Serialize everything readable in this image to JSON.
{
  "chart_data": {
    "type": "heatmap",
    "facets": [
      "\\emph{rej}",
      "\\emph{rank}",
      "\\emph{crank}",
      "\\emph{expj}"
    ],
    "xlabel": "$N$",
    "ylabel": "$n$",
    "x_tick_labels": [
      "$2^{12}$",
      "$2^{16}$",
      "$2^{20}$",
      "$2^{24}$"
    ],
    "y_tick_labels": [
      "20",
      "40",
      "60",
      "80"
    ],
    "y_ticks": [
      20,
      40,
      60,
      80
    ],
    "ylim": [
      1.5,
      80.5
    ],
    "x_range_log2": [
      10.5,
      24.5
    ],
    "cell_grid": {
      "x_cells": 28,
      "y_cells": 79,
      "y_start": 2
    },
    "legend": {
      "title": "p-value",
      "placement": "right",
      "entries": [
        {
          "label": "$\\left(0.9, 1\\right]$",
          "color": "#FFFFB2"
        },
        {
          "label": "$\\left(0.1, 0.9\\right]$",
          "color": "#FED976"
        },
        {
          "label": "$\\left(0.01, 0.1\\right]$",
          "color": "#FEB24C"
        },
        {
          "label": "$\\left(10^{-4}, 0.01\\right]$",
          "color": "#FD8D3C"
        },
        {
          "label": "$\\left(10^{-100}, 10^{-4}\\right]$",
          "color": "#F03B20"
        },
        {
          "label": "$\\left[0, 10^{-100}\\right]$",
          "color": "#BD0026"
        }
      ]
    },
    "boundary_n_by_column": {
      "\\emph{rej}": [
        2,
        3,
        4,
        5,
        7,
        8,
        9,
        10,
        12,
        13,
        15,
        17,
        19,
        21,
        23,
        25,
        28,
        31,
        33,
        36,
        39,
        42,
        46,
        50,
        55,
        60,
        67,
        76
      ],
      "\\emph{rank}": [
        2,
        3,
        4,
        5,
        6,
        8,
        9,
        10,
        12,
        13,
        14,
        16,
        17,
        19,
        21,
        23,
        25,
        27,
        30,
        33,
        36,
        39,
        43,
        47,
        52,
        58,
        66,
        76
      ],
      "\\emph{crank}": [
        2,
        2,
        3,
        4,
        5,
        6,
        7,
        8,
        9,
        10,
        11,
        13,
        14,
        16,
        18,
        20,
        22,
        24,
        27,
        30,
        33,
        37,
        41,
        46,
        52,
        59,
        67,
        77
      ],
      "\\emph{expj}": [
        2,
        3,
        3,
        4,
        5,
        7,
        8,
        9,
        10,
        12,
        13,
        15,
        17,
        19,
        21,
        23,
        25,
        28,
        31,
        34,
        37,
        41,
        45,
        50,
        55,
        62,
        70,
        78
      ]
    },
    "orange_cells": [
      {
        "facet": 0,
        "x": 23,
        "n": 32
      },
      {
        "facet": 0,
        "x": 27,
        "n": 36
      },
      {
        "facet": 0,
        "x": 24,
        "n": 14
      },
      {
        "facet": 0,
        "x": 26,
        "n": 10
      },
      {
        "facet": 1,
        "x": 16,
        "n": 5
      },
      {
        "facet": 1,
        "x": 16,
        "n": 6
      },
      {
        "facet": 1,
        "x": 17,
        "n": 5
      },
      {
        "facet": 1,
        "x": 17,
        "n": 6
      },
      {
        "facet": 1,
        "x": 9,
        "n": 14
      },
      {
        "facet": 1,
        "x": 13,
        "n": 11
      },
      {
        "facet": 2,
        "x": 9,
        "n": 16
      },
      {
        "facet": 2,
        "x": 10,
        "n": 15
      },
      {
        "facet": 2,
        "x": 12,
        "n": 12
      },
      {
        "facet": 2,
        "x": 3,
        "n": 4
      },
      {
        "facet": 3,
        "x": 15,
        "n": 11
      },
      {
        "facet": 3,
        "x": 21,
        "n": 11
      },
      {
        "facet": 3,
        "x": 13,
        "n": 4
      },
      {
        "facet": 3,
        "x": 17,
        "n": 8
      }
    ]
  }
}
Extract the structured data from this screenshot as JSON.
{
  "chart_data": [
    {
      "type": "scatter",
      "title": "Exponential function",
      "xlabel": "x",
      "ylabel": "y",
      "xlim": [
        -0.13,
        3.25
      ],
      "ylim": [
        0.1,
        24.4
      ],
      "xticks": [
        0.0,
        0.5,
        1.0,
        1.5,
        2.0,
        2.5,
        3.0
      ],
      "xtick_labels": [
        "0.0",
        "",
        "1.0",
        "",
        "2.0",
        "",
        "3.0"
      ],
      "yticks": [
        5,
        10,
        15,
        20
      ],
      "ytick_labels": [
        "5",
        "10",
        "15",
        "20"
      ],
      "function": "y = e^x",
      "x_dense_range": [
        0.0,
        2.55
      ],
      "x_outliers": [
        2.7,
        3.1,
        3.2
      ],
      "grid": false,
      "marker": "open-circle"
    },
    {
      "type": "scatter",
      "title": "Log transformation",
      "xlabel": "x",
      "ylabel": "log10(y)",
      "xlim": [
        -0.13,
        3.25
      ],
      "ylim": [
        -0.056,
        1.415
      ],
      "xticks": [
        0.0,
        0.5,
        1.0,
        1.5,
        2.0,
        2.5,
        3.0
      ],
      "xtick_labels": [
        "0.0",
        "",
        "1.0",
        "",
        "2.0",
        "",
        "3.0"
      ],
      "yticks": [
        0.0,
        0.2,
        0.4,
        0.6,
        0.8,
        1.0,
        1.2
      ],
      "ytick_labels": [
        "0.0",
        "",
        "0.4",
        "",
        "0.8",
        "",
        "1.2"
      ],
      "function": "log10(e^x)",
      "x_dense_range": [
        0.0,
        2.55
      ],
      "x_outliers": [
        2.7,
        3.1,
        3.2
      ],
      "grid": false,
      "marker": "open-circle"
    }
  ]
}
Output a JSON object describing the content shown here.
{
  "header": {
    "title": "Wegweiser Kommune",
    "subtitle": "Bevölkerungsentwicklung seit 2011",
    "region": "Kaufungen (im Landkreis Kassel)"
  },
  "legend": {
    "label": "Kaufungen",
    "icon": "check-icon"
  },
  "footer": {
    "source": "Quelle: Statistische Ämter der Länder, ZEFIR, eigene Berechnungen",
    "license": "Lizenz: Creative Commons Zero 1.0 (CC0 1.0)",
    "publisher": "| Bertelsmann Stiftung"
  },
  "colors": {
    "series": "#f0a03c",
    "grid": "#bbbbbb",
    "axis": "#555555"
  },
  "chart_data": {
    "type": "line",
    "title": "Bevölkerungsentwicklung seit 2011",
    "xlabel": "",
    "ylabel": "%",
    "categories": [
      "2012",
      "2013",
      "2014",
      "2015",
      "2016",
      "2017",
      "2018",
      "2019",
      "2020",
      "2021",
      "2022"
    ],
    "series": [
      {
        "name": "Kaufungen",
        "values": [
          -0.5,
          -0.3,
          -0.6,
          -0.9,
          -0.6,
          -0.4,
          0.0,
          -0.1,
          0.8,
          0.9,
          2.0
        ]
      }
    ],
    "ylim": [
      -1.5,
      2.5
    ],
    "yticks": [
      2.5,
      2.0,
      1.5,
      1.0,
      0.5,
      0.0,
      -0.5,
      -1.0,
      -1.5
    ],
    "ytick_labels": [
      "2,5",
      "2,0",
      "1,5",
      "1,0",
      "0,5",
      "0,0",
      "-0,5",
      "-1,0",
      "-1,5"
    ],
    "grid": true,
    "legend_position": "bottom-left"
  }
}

■ **What you should do**: How many of the lines above include the string "this"? Answer with the number only.

■ **In response**: 2